Copy, in full, each line of the material that holds the word "prot".

Items from a figure collection –
+--

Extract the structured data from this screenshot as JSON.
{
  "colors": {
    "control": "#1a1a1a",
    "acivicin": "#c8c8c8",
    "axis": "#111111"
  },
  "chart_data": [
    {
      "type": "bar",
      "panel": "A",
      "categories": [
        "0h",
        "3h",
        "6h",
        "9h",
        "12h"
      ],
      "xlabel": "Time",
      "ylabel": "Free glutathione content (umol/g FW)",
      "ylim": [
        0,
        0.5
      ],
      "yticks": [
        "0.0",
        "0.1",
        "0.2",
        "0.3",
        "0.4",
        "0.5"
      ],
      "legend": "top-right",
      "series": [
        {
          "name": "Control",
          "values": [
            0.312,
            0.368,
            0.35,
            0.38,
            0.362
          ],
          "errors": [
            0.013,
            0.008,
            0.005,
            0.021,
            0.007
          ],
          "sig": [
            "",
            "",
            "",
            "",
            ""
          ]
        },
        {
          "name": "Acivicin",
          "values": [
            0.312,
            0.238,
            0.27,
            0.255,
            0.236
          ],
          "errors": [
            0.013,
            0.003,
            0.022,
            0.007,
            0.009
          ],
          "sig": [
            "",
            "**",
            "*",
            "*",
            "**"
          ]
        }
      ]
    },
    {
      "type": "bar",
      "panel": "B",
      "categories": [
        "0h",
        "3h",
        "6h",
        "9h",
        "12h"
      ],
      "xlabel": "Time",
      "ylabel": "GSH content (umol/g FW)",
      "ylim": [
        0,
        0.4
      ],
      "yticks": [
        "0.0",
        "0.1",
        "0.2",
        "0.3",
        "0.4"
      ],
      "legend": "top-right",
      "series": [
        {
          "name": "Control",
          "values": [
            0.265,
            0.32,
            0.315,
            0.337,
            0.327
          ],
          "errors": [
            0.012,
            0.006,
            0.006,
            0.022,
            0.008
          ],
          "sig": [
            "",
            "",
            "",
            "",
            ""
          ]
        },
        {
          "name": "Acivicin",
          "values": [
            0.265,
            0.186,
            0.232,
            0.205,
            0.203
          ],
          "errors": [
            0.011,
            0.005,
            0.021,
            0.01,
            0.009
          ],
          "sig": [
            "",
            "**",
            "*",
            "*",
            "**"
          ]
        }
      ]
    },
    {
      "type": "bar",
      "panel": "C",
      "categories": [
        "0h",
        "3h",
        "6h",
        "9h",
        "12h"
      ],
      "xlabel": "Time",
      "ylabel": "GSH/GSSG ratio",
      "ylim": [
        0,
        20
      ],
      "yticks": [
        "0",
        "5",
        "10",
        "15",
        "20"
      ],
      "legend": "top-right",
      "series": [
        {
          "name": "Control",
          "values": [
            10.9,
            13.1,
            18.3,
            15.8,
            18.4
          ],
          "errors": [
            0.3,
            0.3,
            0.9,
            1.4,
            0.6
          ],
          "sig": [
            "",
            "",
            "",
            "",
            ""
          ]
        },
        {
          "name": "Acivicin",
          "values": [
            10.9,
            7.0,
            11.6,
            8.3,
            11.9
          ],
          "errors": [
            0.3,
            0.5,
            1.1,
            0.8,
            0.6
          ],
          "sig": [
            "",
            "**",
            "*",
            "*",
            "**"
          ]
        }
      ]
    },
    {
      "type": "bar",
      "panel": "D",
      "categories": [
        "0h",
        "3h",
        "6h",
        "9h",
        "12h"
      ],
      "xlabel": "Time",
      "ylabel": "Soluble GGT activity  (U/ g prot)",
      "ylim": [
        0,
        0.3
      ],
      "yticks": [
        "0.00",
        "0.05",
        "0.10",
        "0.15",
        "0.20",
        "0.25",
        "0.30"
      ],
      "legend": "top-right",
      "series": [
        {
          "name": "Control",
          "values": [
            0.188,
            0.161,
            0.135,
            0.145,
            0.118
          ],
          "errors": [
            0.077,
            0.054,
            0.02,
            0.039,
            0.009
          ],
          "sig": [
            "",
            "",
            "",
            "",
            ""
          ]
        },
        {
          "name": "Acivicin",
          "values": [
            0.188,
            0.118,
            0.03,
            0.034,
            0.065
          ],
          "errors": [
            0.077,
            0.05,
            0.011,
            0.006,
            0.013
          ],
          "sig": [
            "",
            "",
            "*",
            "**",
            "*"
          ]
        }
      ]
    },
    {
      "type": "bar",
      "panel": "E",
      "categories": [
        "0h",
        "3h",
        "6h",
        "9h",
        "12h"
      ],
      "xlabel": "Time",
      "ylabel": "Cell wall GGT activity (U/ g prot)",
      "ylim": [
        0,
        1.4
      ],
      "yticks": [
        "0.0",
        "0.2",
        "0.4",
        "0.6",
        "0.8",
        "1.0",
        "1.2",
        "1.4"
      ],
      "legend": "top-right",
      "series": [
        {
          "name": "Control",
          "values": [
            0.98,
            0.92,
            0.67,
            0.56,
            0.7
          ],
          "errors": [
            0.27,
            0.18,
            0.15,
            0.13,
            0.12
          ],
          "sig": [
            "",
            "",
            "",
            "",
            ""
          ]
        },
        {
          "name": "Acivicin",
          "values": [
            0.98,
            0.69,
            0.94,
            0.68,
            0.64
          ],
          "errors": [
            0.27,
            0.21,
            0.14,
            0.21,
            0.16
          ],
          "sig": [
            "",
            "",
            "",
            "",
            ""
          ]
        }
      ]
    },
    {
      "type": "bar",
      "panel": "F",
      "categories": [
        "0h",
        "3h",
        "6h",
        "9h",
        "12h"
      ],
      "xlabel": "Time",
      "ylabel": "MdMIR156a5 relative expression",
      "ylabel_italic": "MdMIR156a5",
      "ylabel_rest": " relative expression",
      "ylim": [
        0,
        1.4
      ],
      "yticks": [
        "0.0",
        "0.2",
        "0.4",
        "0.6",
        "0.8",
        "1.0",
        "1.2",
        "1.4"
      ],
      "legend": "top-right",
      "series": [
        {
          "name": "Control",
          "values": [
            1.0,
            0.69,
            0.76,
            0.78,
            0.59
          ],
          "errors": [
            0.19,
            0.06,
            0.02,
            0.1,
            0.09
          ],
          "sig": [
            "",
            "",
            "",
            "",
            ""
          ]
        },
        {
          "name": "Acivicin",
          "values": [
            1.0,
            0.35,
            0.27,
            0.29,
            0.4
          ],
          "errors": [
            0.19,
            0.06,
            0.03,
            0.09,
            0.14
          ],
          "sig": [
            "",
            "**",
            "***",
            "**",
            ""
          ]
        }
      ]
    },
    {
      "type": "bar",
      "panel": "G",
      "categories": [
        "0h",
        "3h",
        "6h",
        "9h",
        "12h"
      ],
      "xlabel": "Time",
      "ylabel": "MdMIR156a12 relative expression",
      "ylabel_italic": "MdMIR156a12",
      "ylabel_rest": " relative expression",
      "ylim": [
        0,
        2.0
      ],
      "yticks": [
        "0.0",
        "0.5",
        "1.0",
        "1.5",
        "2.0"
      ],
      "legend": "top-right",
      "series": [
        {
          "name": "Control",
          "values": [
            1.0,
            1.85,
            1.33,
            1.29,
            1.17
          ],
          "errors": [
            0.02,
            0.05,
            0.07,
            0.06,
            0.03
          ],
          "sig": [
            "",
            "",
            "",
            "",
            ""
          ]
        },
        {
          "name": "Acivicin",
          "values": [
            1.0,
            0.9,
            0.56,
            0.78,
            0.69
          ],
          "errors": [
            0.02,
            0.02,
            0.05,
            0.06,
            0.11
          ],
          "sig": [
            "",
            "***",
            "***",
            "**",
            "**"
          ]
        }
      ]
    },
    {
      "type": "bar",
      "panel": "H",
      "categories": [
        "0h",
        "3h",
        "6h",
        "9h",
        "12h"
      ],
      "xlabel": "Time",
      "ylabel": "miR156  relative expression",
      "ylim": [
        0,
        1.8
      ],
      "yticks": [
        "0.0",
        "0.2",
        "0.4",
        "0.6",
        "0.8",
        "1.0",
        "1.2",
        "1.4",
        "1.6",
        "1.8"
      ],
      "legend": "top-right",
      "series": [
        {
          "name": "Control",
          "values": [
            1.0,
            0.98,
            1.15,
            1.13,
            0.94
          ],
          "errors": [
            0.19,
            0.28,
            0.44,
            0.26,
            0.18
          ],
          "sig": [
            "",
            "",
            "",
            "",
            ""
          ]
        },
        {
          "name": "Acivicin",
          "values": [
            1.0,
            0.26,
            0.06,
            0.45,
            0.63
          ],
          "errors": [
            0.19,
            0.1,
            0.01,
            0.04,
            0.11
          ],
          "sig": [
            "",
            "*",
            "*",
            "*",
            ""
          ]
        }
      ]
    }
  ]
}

+--

Response –
      "ylabel": "Soluble GGT activity  (U/ g prot)",
      "ylabel": "Cell wall GGT activity (U/ g prot)",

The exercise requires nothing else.